## START
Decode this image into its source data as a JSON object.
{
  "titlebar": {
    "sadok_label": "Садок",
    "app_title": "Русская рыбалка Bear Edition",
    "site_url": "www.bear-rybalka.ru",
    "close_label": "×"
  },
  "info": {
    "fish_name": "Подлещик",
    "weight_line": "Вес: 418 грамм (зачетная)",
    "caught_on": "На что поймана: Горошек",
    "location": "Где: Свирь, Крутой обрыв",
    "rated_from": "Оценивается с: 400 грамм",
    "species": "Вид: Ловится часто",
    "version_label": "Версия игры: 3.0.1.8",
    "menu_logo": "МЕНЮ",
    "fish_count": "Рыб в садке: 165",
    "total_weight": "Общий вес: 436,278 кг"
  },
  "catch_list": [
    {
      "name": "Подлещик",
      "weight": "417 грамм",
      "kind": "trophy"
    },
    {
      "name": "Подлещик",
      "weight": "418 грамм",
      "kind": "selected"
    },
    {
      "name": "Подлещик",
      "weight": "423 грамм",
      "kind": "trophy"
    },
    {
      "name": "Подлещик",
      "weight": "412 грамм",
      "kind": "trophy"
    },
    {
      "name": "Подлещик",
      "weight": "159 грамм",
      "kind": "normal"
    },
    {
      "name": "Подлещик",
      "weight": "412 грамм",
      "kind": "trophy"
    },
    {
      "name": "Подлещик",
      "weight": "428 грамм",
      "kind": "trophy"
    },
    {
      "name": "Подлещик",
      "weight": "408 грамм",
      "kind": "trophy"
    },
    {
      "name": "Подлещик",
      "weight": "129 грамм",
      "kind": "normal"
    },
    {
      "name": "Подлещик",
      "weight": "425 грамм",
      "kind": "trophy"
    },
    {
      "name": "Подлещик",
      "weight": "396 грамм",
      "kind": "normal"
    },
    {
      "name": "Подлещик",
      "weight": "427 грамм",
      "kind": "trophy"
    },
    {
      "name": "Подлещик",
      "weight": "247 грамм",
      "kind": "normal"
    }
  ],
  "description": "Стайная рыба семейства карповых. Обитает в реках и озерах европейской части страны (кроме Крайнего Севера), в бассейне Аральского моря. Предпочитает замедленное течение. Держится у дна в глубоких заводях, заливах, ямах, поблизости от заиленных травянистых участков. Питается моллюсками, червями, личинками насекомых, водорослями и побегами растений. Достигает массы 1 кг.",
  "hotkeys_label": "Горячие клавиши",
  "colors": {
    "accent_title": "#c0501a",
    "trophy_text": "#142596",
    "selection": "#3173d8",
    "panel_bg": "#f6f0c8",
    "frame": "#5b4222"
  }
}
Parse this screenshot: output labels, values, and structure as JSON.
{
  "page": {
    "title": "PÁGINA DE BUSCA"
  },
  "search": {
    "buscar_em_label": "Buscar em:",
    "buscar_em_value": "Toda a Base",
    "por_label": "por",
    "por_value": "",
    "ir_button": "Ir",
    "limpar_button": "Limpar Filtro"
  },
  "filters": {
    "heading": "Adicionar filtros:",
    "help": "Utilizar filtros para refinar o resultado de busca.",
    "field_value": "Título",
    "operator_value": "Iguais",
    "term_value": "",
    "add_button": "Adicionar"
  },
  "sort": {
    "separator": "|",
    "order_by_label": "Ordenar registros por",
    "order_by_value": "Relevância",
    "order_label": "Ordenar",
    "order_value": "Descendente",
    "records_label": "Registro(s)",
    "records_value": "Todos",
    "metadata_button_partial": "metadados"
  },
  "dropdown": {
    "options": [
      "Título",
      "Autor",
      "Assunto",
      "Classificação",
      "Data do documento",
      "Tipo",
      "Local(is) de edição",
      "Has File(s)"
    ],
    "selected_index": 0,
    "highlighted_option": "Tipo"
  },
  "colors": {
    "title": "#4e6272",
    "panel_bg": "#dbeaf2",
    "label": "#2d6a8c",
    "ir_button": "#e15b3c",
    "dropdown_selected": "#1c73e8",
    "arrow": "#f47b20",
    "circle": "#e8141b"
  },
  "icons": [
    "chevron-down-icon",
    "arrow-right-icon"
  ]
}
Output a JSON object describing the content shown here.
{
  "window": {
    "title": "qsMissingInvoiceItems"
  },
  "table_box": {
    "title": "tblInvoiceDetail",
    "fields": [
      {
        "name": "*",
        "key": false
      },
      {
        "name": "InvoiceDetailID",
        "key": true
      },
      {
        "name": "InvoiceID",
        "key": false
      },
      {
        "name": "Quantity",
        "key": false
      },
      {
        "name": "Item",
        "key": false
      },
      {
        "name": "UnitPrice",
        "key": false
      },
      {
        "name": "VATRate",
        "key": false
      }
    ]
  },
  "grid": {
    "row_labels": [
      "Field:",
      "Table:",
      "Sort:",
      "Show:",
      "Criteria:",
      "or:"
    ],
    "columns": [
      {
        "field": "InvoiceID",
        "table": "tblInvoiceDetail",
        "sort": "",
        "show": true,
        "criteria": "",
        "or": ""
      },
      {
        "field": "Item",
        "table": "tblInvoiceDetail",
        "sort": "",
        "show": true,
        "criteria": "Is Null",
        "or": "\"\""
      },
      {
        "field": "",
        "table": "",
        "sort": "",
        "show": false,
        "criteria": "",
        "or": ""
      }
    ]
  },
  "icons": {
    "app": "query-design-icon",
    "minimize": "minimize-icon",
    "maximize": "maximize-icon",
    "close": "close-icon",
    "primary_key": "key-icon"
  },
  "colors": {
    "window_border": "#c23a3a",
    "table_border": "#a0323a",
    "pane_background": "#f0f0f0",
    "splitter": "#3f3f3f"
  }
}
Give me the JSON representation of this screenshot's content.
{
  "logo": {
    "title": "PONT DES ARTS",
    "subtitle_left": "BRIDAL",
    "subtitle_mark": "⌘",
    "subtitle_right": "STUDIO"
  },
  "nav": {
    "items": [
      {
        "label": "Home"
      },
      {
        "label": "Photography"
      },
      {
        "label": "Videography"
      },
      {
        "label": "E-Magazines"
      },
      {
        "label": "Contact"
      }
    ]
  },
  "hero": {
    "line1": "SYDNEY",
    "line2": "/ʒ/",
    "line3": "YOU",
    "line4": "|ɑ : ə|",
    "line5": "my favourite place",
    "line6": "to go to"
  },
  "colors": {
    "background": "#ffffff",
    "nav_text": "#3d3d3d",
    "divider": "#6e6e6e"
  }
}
## END
* **AIM OF THE TASK**: Search the data above for the string "JSON" and return every line that has it.

* **EXERCISE SOLUTION**:
Decode this image into its source data as a JSON object.
Parse this screenshot: output labels, values, and structure as JSON.
Output a JSON object describing the content shown here.
Give me the JSON representation of this screenshot's content.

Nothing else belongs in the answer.